Problem statement:
Leave out the pictures and copy each record below exactly.

Stored data

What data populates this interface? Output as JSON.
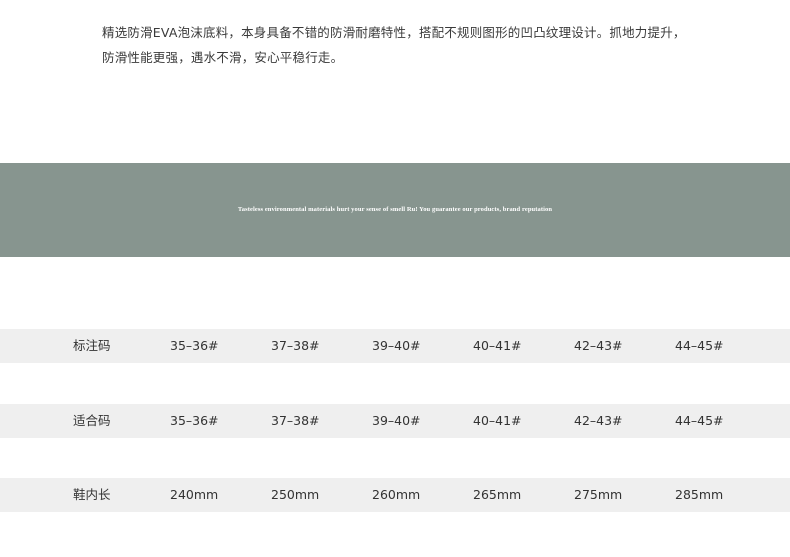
{
  "intro": {
    "line1": "精选防滑EVA泡沫底料，本身具备不错的防滑耐磨特性，搭配不规则图形的凹凸纹理设计。抓地力提升，",
    "line2": "防滑性能更强，遇水不滑，安心平稳行走。"
  },
  "banner": {
    "text": "Tasteless environmental materials hurt your sense of smell Ru! You guarantee our products, brand reputation",
    "color": "#87958f"
  },
  "size_table": {
    "rows": [
      {
        "label": "标注码",
        "values": [
          "35–36#",
          "37–38#",
          "39–40#",
          "40–41#",
          "42–43#",
          "44–45#"
        ]
      },
      {
        "label": "适合码",
        "values": [
          "35–36#",
          "37–38#",
          "39–40#",
          "40–41#",
          "42–43#",
          "44–45#"
        ]
      },
      {
        "label": "鞋内长",
        "values": [
          "240mm",
          "250mm",
          "260mm",
          "265mm",
          "275mm",
          "285mm"
        ]
      }
    ]
  }
}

Exercise solution:
What data populates this interface? Output as JSON.
{
  "intro": {
    "line1": "精选防滑EVA泡沫底料，本身具备不错的防滑耐磨特性，搭配不规则图形的凹凸纹理设计。抓地力提升，",
    "line2": "防滑性能更强，遇水不滑，安心平稳行走。"
  },
  "banner": {
    "text": "Tasteless environmental materials hurt your sense of smell Ru! You guarantee our products, brand reputation",
    "color": "#87958f"
  },
  "size_table": {
    "rows": [
      {
        "label": "标注码",
        "values": [
          "35–36#",
          "37–38#",
          "39–40#",
          "40–41#",
          "42–43#",
          "44–45#"
        ]
      },
      {
        "label": "适合码",
        "values": [
          "35–36#",
          "37–38#",
          "39–40#",
          "40–41#",
          "42–43#",
          "44–45#"
        ]
      },
      {
        "label": "鞋内长",
        "values": [
          "240mm",
          "250mm",
          "260mm",
          "265mm",
          "275mm",
          "285mm"
        ]
      }
    ]
  }
}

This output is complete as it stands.